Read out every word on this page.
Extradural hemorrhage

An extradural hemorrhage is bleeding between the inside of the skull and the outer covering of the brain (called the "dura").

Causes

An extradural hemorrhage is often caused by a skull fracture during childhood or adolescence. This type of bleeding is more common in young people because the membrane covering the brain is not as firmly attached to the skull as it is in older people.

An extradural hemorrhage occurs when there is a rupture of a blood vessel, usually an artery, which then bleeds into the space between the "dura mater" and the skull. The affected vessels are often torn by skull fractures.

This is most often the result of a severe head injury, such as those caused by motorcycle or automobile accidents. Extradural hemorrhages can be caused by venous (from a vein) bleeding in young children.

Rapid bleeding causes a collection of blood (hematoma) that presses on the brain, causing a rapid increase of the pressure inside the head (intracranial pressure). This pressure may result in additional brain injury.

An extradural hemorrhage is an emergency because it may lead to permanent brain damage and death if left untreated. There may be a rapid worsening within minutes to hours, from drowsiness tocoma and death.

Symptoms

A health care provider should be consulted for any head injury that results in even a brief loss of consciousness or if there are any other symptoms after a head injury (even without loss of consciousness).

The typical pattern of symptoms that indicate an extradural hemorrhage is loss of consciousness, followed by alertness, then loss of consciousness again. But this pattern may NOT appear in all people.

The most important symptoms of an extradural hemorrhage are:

Exercise brief |
Transcribe every line of the data, exactly as it stands.

Solution to this exercise |
Read out every word on this page.
Extradural hemorrhage

An extradural hemorrhage is bleeding between the inside of the skull and the outer covering of the brain (called the "dura").

Causes

An extradural hemorrhage is often caused by a skull fracture during childhood or adolescence. This type of bleeding is more common in young people because the membrane covering the brain is not as firmly attached to the skull as it is in older people.

An extradural hemorrhage occurs when there is a rupture of a blood vessel, usually an artery, which then bleeds into the space between the "dura mater" and the skull. The affected vessels are often torn by skull fractures.

This is most often the result of a severe head injury, such as those caused by motorcycle or automobile accidents. Extradural hemorrhages can be caused by venous (from a vein) bleeding in young children.

Rapid bleeding causes a collection of blood (hematoma) that presses on the brain, causing a rapid increase of the pressure inside the head (intracranial pressure). This pressure may result in additional brain injury.

An extradural hemorrhage is an emergency because it may lead to permanent brain damage and death if left untreated. There may be a rapid worsening within minutes to hours, from drowsiness tocoma and death.

Symptoms

A health care provider should be consulted for any head injury that results in even a brief loss of consciousness or if there are any other symptoms after a head injury (even without loss of consciousness).

The typical pattern of symptoms that indicate an extradural hemorrhage is loss of consciousness, followed by alertness, then loss of consciousness again. But this pattern may NOT appear in all people.

The most important symptoms of an extradural hemorrhage are:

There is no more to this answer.